### What is asked
Which lines of the records contain the string "proton"? List each of those lines in full, treating uppercase and lowercase letters as different.

(Stored data)
>>>

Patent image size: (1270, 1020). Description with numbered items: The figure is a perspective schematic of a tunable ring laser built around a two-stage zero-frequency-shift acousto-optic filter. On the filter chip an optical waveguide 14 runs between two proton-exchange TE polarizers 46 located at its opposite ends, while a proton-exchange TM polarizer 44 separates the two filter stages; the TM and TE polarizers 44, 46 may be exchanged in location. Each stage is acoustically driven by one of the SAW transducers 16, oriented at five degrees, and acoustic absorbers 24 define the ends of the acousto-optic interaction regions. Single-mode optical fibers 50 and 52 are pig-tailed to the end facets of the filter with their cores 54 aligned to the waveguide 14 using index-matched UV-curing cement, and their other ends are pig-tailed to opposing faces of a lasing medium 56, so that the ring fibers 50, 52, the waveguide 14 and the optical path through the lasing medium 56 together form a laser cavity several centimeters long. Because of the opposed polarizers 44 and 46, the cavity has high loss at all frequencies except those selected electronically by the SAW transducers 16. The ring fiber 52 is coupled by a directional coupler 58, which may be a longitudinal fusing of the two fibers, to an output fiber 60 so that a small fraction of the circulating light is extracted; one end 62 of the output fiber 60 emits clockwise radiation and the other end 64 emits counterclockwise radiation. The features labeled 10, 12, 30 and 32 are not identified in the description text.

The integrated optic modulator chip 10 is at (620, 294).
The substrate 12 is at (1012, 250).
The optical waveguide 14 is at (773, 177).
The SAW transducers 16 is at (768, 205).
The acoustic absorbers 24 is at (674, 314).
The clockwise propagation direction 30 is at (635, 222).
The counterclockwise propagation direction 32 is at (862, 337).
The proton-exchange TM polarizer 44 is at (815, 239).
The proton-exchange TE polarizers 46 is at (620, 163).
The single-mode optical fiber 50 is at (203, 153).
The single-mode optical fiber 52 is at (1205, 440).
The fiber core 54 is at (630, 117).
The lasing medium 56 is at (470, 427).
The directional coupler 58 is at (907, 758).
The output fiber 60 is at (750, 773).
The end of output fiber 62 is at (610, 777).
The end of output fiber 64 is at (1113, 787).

<<<

### Result of this exercise
Patent image size: (1270, 1020). Description with numbered items: The figure is a perspective schematic of a tunable ring laser built around a two-stage zero-frequency-shift acousto-optic filter. On the filter chip an optical waveguide 14 runs between two proton-exchange TE polarizers 46 located at its opposite ends, while a proton-exchange TM polarizer 44 separates the two filter stages; the TM and TE polarizers 44, 46 may be exchanged in location. Each stage is acoustically driven by one of the SAW transducers 16, oriented at five degrees, and acoustic absorbers 24 define the ends of the acousto-optic interaction regions. Single-mode optical fibers 50 and 52 are pig-tailed to the end facets of the filter with their cores 54 aligned to the waveguide 14 using index-matched UV-curing cement, and their other ends are pig-tailed to opposing faces of a lasing medium 56, so that the ring fibers 50, 52, the waveguide 14 and the optical path through the lasing medium 56 together form a laser cavity several centimeters long. Because of the opposed polarizers 44 and 46, the cavity has high loss at all frequencies except those selected electronically by the SAW transducers 16. The ring fiber 52 is coupled by a directional coupler 58, which may be a longitudinal fusing of the two fibers, to an output fiber 60 so that a small fraction of the circulating light is extracted; one end 62 of the output fiber 60 emits clockwise radiation and the other end 64 emits counterclockwise radiation. The features labeled 10, 12, 30 and 32 are not identified in the description text.
The proton-exchange TM polarizer 44 is at (815, 239).
The proton-exchange TE polarizers 46 is at (620, 163).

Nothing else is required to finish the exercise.